* START The data *

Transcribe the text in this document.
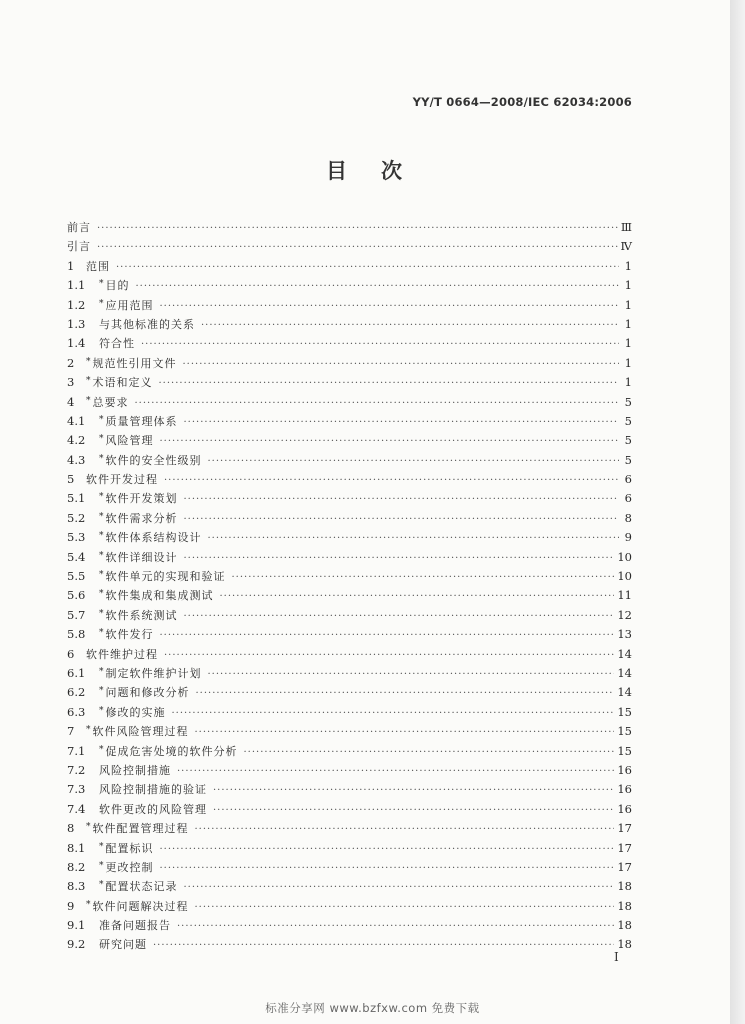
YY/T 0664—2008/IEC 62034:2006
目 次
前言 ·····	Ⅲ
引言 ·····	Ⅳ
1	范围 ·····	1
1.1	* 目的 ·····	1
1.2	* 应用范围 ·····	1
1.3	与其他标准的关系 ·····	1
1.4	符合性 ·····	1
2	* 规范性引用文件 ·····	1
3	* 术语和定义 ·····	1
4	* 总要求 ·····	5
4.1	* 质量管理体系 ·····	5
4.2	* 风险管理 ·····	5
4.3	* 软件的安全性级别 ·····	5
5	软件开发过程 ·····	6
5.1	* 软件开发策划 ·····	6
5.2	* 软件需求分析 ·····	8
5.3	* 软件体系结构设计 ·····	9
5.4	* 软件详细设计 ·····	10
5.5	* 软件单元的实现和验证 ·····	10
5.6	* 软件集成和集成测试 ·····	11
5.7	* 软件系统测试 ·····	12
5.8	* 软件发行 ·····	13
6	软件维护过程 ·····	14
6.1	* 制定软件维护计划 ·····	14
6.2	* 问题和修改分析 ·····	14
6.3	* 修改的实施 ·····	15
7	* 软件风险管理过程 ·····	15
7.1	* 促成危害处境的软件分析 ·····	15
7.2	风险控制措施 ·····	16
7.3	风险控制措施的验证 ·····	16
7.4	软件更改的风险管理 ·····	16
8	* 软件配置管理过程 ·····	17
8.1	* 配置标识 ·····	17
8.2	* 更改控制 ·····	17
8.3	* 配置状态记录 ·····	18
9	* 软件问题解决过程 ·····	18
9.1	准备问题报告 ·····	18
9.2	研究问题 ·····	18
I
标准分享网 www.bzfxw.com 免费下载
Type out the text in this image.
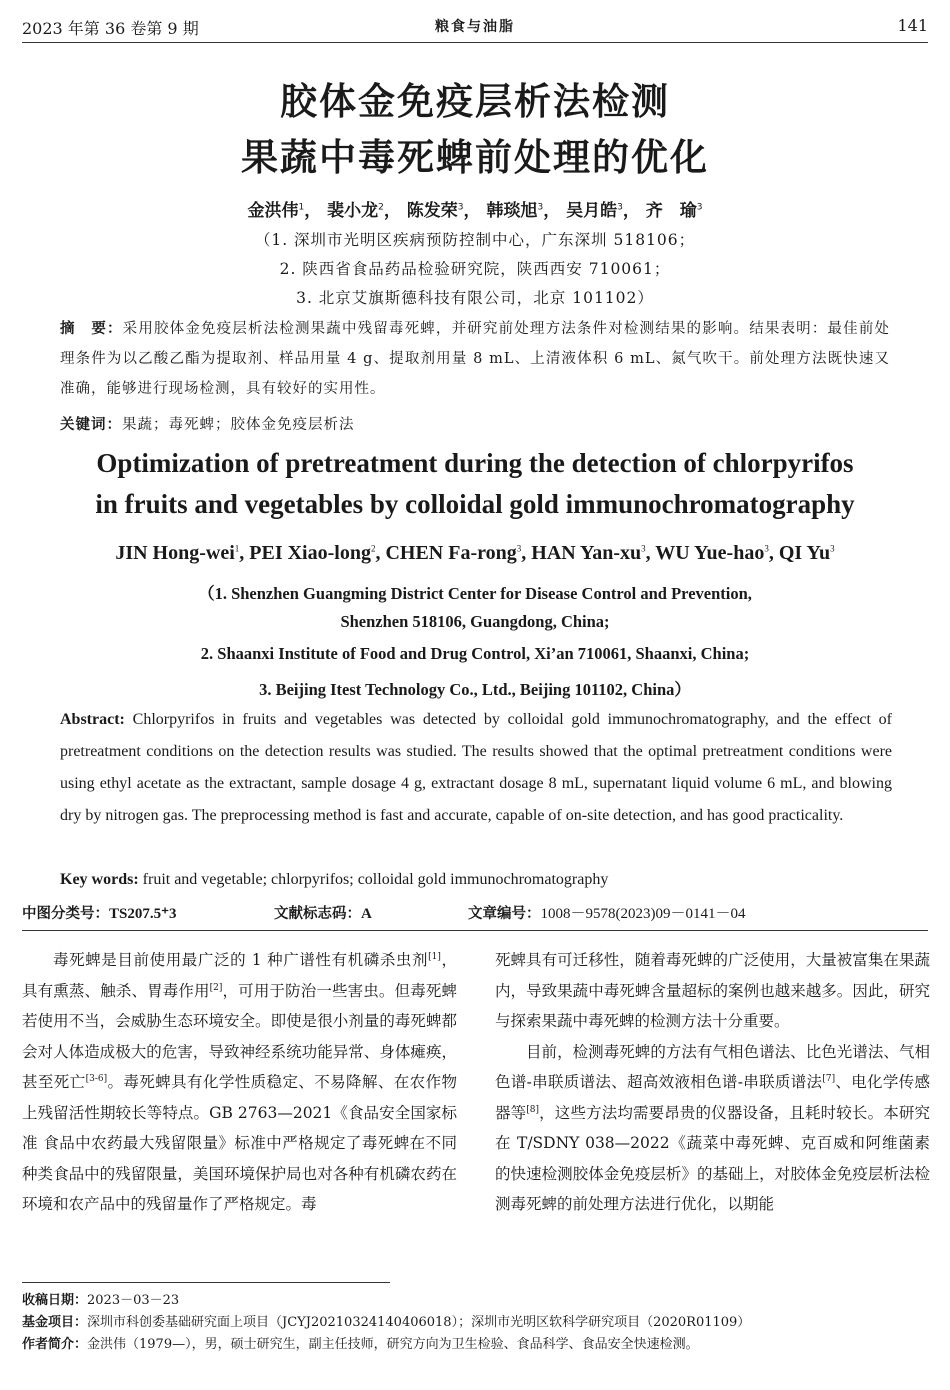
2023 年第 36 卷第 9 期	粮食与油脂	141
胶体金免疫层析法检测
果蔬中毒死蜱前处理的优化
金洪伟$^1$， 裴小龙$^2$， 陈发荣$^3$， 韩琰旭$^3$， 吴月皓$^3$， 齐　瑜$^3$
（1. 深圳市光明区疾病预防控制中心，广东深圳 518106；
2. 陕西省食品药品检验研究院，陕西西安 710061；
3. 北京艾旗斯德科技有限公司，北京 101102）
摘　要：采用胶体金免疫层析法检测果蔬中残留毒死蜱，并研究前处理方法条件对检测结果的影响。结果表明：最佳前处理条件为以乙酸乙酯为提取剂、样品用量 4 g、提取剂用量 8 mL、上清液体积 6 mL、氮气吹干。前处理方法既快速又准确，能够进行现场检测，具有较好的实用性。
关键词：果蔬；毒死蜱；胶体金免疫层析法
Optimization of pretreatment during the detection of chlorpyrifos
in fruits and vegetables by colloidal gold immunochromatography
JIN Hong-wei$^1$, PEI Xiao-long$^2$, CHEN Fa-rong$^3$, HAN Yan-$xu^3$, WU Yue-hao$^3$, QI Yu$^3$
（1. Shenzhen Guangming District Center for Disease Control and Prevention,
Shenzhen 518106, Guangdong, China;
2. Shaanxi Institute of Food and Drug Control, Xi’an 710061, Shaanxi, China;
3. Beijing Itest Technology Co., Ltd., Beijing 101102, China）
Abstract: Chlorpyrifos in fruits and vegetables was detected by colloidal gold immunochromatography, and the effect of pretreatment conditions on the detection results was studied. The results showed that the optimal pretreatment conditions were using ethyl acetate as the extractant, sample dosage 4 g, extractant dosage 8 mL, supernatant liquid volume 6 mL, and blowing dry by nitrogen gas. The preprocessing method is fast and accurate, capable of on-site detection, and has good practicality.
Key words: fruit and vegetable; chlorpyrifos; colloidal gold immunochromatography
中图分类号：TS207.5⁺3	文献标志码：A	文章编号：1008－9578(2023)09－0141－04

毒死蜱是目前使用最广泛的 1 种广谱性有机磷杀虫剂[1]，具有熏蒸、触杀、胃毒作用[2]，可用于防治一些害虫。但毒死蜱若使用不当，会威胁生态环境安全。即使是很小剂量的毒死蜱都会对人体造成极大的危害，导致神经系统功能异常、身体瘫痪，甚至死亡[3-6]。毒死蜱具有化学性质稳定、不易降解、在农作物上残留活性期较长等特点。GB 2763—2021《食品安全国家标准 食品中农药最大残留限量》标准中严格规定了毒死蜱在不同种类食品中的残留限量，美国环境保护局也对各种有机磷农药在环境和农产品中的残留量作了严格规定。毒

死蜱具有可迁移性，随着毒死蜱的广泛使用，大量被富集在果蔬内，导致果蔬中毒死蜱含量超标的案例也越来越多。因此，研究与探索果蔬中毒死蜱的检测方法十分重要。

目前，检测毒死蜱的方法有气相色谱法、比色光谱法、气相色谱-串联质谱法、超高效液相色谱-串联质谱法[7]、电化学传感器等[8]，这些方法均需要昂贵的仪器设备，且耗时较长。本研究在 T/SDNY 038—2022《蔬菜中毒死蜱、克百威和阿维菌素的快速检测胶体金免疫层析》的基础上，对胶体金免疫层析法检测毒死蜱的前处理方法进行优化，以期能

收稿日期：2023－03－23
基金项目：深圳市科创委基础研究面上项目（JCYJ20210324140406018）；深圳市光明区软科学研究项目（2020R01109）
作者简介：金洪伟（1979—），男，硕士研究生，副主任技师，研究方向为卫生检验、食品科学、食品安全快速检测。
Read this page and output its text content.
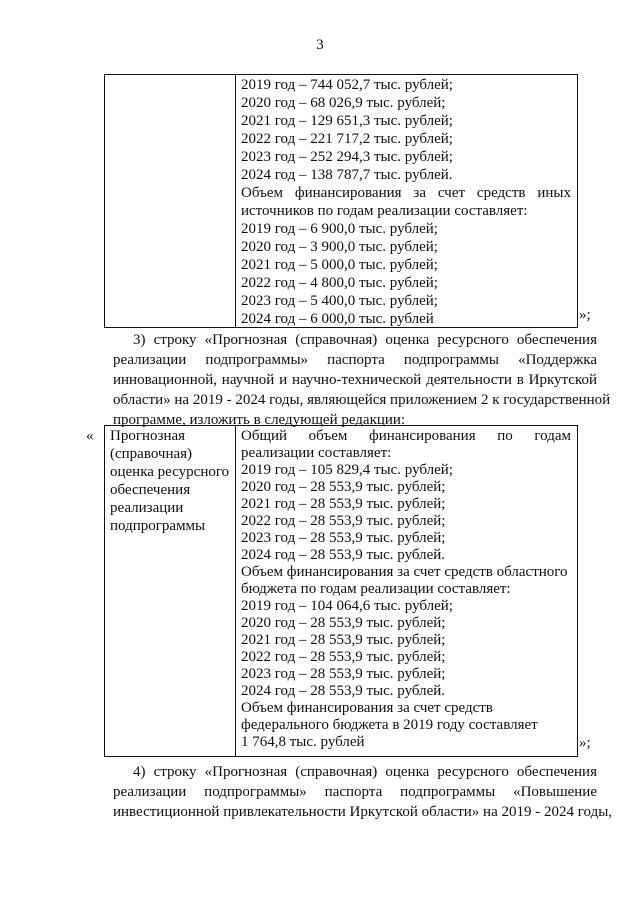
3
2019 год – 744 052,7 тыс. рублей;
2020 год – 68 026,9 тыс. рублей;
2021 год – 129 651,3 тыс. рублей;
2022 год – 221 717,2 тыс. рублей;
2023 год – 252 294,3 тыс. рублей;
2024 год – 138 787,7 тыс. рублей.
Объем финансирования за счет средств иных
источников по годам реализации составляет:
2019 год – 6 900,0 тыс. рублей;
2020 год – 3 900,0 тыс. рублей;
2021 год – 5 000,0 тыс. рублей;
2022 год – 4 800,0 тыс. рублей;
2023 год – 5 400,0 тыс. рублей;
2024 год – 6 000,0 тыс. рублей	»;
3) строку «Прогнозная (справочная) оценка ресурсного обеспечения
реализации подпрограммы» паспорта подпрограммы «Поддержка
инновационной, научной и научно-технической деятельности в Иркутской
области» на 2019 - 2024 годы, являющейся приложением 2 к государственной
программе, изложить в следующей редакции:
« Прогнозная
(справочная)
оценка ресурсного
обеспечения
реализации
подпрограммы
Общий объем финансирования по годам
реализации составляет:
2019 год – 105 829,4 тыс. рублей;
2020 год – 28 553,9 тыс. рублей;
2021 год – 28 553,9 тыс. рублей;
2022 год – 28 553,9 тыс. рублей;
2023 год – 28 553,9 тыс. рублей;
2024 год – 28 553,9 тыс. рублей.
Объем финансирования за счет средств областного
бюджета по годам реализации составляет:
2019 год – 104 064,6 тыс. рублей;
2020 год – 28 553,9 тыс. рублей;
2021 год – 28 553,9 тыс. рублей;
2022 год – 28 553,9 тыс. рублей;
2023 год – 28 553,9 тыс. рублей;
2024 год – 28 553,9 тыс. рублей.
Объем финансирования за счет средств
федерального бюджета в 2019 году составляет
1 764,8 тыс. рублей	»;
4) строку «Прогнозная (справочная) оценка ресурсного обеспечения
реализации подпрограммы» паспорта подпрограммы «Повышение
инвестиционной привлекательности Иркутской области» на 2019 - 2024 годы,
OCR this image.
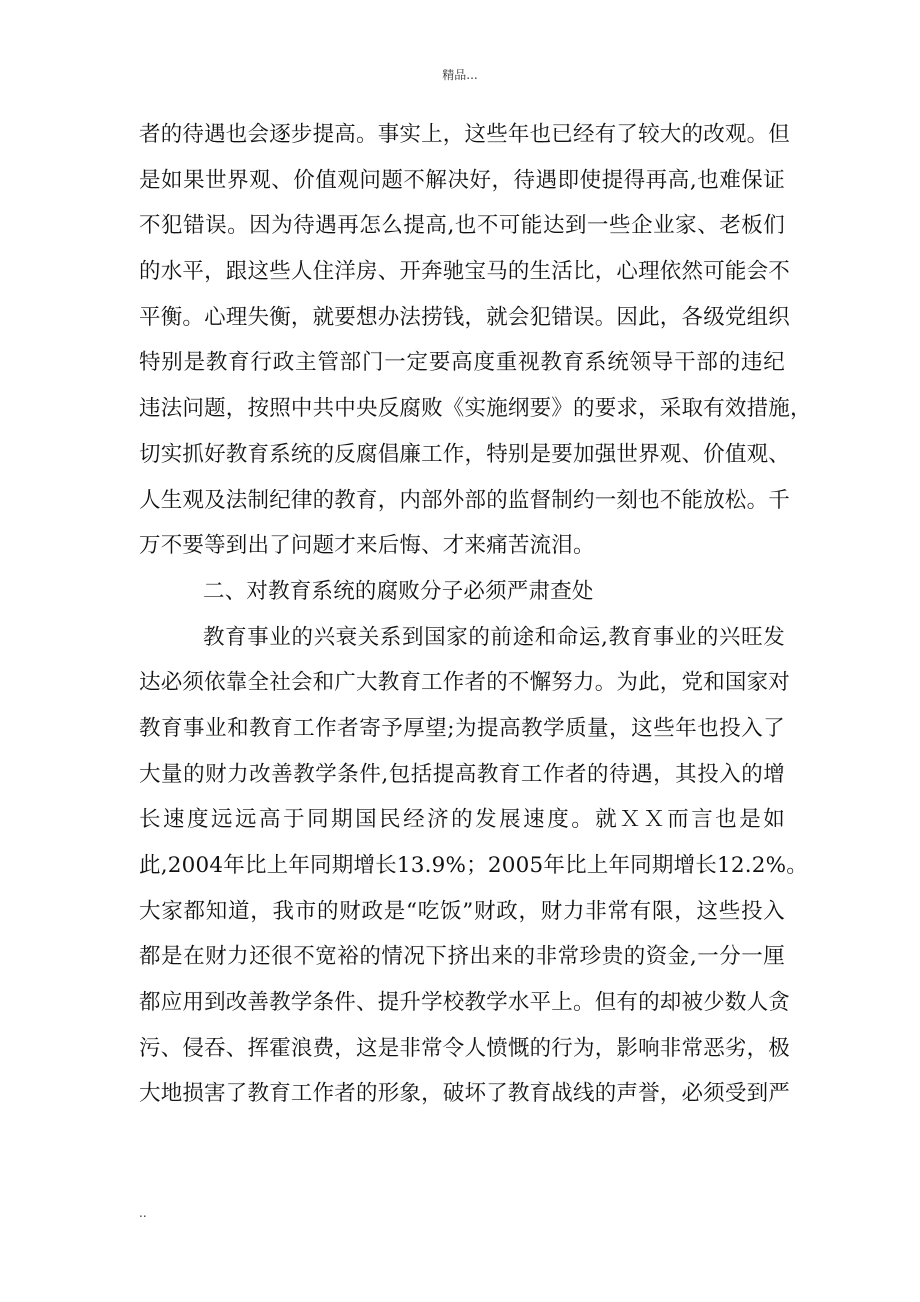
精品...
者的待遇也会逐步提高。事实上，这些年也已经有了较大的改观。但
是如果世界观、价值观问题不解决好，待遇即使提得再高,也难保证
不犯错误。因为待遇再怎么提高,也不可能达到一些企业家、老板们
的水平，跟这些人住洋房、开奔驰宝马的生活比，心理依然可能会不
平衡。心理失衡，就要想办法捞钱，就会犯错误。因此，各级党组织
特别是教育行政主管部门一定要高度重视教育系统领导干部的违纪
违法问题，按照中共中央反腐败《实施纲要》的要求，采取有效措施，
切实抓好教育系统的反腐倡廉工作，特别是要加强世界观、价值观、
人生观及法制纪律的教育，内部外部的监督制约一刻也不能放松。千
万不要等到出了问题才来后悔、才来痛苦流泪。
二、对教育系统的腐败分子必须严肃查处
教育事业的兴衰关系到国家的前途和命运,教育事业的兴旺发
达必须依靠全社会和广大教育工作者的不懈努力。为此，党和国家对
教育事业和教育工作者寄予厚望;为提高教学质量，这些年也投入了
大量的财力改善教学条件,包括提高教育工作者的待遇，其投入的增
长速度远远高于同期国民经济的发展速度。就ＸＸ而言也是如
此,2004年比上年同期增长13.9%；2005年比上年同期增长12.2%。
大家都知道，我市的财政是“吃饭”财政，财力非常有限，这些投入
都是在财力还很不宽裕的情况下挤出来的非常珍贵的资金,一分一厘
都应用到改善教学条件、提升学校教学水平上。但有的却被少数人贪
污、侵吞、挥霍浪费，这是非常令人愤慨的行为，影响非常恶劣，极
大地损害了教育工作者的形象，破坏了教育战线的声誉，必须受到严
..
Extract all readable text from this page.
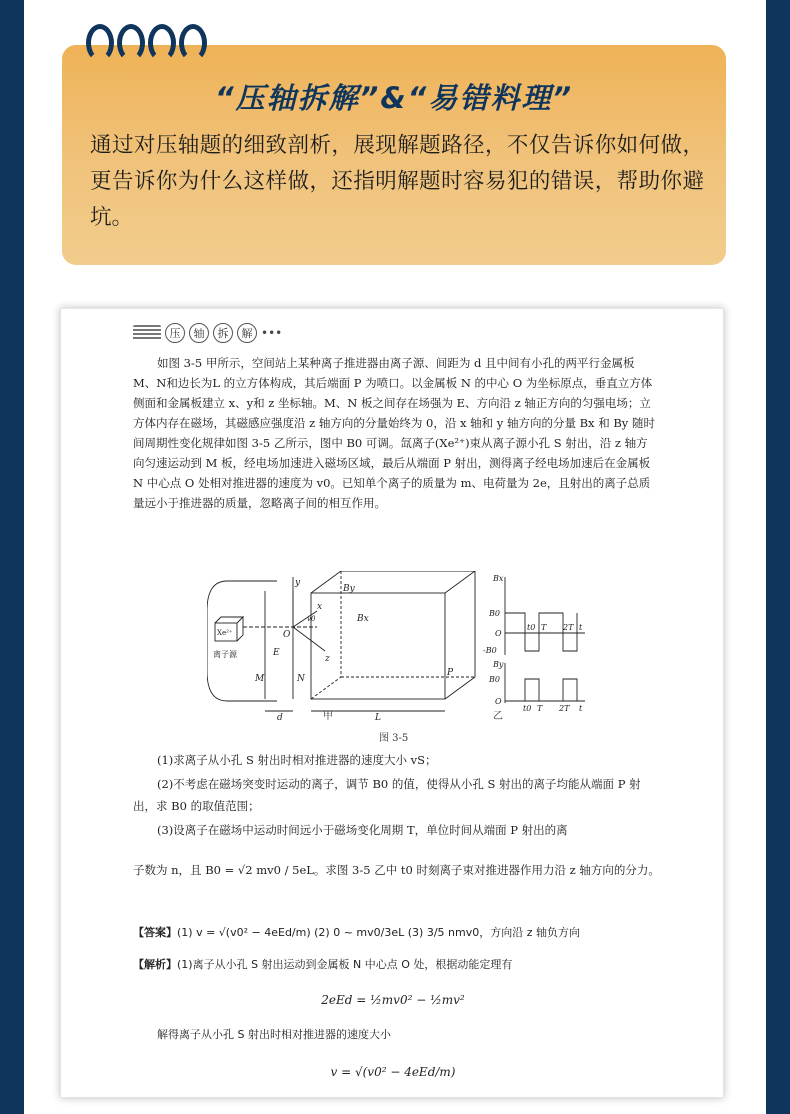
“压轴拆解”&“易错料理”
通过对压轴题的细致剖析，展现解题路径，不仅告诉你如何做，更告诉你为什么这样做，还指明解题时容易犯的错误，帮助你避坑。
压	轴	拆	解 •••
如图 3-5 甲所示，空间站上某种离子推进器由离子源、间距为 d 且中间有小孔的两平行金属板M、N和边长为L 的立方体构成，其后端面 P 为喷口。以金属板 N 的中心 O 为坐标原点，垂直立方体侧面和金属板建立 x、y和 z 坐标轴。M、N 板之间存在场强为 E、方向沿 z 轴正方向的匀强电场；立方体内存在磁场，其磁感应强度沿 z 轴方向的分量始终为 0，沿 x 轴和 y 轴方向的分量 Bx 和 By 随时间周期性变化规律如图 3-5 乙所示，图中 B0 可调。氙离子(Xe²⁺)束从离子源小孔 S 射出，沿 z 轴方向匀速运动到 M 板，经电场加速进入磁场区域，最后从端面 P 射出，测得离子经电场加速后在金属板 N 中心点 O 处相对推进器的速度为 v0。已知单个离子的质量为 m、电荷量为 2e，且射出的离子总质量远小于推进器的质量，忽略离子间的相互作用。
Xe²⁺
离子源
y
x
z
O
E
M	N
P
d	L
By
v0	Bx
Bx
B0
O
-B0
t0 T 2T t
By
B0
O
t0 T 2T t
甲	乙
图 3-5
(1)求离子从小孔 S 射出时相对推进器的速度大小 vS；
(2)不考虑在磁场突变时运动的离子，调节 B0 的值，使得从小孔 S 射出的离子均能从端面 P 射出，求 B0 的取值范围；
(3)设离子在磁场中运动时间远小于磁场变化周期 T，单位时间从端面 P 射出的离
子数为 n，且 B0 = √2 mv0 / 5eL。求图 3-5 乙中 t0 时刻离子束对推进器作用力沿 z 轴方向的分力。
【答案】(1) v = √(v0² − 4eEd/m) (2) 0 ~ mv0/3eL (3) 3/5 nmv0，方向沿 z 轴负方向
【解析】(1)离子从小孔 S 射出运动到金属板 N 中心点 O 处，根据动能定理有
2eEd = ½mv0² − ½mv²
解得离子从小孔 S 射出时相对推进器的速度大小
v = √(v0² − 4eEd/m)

* END The data *

Directions: Reproduce each line from the records that contains the word "справочная".

Full output:
3) строку «Прогнозная (справочная) оценка ресурсного обеспечения
(справочная)
4) строку «Прогнозная (справочная) оценка ресурсного обеспечения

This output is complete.